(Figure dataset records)

——————————

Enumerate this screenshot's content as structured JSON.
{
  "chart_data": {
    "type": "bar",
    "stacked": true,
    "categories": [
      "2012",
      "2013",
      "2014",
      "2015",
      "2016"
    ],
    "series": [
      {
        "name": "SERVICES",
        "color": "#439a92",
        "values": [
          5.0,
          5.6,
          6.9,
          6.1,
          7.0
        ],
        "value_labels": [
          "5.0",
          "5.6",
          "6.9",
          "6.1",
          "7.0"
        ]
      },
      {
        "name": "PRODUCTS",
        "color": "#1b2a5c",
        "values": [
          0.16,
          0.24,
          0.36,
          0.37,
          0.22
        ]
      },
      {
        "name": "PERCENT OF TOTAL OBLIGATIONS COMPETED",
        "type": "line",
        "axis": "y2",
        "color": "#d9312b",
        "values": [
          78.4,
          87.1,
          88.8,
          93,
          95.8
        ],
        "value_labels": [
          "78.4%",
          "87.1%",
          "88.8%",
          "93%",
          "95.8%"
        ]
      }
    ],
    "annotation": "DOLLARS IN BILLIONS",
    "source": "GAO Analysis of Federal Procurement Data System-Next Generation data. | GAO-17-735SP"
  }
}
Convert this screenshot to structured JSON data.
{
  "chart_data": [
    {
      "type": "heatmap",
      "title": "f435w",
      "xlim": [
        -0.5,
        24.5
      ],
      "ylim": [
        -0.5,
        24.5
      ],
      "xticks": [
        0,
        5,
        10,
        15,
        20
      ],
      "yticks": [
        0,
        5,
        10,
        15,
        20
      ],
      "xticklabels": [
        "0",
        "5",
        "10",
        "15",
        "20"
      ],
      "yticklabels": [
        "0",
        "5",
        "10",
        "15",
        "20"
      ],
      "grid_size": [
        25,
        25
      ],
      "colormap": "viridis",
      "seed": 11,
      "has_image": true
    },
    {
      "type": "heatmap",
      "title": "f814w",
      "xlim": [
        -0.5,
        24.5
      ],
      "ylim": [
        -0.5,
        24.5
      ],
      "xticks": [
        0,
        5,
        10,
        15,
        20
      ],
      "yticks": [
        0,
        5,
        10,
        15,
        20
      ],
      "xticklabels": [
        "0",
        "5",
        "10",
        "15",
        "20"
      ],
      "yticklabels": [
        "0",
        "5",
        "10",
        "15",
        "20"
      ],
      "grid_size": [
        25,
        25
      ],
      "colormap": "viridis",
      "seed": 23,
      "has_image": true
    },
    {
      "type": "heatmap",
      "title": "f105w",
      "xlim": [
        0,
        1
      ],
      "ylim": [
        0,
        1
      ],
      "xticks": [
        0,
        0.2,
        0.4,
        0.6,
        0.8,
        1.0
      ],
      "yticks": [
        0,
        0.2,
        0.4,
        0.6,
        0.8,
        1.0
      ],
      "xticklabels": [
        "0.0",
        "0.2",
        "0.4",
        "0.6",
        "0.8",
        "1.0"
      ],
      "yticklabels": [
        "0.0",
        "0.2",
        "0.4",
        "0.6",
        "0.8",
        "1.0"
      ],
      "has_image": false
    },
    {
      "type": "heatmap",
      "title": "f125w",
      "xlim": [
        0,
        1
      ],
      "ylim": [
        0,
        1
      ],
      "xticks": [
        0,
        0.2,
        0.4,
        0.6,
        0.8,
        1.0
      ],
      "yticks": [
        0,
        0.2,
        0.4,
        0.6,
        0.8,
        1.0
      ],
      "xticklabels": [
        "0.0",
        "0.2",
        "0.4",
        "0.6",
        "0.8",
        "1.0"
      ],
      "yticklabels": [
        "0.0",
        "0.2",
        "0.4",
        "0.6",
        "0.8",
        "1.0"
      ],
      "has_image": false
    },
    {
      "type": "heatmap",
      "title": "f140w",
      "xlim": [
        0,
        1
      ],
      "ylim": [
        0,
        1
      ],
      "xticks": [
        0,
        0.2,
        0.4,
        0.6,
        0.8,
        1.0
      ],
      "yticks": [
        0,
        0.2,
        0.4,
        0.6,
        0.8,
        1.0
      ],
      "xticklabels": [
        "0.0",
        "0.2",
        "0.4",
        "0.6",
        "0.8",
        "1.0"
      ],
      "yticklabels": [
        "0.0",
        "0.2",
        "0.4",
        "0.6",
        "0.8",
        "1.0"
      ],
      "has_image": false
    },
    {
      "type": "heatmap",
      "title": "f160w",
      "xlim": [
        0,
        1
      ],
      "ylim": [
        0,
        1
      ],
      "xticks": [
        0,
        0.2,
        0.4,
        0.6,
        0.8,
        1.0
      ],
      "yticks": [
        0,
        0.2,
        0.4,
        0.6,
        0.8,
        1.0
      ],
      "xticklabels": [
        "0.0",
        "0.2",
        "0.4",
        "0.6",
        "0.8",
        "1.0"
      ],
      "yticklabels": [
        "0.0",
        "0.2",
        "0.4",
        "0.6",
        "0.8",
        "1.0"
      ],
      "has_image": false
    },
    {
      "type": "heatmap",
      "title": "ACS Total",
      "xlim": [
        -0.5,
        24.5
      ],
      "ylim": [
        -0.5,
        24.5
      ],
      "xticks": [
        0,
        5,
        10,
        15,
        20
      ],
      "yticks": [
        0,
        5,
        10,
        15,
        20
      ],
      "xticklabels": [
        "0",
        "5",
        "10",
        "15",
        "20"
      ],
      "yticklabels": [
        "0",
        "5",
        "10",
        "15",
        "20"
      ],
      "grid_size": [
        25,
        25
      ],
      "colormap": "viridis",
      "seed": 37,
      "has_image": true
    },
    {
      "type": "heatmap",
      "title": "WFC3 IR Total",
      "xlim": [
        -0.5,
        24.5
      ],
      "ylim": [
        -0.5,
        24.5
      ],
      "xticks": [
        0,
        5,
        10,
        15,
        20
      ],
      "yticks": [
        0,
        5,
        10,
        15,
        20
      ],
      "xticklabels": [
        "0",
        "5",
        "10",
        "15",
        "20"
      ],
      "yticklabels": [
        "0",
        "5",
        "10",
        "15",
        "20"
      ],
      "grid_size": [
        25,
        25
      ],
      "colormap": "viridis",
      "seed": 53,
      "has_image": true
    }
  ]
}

——————————

▶ _WHAT YOU NEED TO DO_
Indicate how many lines of the material include the word "JSON"; the number alone is required.

▶ _THE RESPONSE_
2